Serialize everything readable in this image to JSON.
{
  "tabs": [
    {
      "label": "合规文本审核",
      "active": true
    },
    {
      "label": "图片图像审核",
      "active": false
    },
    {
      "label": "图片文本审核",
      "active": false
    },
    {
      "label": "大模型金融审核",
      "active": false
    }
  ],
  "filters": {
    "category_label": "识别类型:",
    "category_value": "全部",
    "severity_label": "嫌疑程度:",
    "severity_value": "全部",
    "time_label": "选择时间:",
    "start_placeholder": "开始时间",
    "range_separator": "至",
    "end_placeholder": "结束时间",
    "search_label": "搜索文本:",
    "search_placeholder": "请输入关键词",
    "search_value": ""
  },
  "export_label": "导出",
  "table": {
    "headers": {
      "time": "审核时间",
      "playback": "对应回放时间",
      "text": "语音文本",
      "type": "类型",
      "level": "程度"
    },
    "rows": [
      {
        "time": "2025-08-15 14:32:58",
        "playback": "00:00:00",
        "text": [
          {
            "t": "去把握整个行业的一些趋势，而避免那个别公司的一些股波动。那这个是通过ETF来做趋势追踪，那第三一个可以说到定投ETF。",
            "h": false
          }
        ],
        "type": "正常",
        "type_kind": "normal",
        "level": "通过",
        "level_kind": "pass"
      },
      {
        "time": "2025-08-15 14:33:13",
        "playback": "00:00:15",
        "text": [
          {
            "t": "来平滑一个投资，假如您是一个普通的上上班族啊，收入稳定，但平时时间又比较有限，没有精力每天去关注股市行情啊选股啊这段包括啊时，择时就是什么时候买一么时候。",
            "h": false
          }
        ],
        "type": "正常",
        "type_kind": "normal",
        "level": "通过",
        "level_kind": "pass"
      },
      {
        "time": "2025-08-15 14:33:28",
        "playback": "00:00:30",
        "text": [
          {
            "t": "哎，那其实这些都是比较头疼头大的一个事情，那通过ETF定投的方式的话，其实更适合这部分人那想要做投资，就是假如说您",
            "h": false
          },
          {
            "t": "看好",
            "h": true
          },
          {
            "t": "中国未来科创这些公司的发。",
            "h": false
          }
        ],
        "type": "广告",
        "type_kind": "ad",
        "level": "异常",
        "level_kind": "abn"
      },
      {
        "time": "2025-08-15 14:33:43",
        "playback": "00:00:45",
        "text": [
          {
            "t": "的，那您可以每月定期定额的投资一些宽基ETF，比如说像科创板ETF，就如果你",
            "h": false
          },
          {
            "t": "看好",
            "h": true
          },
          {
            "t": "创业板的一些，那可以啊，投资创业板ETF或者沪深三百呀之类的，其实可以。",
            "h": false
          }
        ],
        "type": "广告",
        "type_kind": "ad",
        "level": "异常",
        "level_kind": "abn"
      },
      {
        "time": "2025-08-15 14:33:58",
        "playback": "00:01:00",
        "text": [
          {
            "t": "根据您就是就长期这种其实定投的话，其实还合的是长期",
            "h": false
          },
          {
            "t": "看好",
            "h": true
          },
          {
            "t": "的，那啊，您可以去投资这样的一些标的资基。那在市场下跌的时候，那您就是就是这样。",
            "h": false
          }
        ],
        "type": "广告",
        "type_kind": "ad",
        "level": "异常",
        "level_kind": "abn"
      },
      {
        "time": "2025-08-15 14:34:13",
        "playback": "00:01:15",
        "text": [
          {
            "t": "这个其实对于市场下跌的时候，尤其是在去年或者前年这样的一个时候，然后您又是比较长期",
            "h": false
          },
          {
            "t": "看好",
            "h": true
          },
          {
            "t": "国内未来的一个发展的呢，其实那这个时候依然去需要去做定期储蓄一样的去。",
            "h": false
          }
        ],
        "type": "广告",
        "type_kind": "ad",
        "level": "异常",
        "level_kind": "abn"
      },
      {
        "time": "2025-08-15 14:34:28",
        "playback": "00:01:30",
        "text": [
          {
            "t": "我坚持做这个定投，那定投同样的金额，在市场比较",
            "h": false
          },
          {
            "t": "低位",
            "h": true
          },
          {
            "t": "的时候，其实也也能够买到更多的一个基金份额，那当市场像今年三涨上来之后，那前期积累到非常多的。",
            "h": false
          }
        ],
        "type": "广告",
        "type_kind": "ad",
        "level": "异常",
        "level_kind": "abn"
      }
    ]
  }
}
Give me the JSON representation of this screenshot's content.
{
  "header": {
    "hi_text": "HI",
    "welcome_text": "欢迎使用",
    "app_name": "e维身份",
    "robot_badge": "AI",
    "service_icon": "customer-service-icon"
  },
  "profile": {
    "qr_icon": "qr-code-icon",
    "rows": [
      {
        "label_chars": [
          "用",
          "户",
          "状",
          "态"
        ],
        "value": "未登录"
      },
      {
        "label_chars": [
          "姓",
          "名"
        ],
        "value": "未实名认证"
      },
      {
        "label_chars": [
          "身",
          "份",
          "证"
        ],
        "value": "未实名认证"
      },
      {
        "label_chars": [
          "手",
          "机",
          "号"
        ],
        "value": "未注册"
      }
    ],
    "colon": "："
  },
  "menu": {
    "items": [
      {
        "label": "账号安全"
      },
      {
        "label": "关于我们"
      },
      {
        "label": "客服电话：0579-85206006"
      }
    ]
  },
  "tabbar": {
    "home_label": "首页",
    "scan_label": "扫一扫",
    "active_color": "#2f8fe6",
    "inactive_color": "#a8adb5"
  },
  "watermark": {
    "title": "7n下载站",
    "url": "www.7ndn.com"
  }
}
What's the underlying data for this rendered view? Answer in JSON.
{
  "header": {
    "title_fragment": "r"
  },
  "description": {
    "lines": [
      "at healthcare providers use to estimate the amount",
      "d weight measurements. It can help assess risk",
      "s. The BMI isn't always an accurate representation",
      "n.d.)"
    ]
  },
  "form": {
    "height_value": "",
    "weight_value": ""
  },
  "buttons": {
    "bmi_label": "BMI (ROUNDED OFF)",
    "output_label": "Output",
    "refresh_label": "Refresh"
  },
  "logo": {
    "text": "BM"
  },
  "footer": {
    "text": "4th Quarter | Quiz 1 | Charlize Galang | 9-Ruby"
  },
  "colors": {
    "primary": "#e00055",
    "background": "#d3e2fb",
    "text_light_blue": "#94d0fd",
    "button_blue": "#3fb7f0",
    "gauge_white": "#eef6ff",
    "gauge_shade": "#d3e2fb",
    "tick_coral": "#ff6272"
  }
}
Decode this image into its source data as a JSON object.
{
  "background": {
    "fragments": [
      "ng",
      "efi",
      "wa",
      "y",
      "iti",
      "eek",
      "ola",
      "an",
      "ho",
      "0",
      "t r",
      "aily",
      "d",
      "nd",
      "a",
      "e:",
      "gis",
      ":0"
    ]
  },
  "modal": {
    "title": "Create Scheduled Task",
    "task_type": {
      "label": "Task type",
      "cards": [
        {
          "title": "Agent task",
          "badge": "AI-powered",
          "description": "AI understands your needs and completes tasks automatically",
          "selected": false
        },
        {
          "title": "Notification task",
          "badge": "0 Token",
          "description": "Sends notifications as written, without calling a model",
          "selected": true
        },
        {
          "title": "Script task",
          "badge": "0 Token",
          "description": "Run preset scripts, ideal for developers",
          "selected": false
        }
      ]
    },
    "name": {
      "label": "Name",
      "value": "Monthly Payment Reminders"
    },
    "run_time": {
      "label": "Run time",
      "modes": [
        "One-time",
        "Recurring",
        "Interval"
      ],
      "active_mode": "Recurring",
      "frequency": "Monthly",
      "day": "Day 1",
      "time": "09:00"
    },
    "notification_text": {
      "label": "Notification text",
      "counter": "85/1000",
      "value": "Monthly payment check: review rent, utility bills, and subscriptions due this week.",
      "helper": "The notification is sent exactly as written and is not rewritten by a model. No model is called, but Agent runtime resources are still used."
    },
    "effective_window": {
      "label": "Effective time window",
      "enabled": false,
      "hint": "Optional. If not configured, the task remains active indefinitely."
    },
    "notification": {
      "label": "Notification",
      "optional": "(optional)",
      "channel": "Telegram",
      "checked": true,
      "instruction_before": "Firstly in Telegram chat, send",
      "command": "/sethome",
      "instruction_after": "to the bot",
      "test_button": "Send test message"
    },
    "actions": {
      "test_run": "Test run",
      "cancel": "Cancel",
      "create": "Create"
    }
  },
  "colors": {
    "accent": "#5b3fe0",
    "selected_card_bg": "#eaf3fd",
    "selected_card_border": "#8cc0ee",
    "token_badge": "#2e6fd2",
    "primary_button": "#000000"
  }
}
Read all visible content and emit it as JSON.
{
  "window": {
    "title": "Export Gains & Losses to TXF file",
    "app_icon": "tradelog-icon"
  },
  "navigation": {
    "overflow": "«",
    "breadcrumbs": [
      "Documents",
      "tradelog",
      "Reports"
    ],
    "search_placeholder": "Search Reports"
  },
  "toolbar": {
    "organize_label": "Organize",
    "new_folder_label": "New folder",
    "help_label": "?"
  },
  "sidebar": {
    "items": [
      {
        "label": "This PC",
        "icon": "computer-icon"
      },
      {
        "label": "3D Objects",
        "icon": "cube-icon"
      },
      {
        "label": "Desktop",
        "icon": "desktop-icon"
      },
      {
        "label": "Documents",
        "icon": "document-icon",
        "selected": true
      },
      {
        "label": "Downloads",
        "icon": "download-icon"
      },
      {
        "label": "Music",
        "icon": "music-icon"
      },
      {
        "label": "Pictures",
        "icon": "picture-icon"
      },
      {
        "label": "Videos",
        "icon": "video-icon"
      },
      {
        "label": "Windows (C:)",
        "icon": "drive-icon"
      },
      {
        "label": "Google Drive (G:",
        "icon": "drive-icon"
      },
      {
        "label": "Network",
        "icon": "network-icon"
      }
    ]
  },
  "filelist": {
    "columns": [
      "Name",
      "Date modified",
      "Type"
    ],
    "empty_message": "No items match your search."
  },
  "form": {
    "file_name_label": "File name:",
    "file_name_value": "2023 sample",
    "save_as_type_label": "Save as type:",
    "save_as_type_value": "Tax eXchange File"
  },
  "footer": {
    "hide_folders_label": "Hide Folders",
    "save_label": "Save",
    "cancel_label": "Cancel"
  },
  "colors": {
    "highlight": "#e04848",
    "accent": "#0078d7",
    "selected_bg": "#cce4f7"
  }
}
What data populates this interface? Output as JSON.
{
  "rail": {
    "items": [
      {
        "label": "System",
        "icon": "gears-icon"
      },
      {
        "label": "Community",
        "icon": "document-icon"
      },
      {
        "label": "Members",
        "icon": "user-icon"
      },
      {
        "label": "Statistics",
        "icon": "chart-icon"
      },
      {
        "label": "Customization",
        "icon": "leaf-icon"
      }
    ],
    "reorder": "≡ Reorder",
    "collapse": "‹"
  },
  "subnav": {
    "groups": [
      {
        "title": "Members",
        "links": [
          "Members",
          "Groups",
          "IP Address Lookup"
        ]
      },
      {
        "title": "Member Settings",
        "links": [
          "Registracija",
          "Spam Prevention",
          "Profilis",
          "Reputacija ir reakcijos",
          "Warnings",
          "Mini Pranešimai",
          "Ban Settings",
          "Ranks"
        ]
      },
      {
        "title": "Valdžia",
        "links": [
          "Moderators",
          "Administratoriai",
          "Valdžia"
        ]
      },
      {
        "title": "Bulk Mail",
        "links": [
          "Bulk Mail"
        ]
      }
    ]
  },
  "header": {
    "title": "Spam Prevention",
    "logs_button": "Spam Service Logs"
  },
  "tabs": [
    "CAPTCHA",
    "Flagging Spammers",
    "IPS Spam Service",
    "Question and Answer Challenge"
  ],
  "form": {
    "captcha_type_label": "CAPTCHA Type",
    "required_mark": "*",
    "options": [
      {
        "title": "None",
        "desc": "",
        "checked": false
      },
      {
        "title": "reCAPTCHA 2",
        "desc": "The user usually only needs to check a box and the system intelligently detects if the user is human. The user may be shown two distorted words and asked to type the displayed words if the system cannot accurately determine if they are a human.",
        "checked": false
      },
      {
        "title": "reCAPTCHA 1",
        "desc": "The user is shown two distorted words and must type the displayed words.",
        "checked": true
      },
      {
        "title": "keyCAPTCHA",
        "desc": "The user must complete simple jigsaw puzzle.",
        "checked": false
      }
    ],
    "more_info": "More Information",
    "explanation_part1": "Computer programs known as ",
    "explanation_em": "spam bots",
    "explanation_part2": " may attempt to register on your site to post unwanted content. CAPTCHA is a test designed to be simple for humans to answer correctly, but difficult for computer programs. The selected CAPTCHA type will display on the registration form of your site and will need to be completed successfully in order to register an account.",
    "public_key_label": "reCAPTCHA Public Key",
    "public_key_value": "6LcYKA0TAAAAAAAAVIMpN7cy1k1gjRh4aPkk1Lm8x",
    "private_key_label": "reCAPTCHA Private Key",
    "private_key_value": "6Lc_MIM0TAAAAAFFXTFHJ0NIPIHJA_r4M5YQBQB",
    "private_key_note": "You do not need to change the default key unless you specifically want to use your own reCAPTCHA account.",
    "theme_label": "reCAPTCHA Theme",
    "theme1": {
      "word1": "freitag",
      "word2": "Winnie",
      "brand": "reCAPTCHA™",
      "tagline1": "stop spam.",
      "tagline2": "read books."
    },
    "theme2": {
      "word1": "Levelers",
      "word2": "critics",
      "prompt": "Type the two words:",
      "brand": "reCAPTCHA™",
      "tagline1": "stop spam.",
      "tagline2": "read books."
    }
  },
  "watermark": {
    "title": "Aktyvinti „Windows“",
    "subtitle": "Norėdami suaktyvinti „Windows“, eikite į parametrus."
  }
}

DO THIS>
Scan the listing above and identify each line holding the string "account"; copy every such line.

FULL ANSWER>
    "explanation_part2": " may attempt to register on your site to post unwanted content. CAPTCHA is a test designed to be simple for humans to answer correctly, but difficult for computer programs. The selected CAPTCHA type will display on the registration form of your site and will need to be completed successfully in order to register an account.",
    "private_key_note": "You do not need to change the default key unless you specifically want to use your own reCAPTCHA account.",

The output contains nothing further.